Your instructions:
Compile every line that includes the word "Shubham".
--- start Data supplied ---
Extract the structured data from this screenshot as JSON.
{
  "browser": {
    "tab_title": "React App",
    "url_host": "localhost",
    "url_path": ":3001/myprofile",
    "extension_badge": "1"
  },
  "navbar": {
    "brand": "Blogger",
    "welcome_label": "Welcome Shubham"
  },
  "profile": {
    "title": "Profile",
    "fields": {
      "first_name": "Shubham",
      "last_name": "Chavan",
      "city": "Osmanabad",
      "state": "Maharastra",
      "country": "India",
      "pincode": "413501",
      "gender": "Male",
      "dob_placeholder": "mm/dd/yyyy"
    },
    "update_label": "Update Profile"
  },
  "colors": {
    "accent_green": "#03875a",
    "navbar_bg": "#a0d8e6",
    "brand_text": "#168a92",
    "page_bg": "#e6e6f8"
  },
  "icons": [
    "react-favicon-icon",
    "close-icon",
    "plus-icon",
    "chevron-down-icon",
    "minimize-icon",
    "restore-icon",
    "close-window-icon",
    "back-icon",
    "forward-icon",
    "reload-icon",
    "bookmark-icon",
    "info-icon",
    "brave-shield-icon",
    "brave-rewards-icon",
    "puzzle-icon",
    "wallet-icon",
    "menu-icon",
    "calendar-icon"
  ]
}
--- end Data supplied ---
Exercise answer:
    "welcome_label": "Welcome Shubham"
      "first_name": "Shubham",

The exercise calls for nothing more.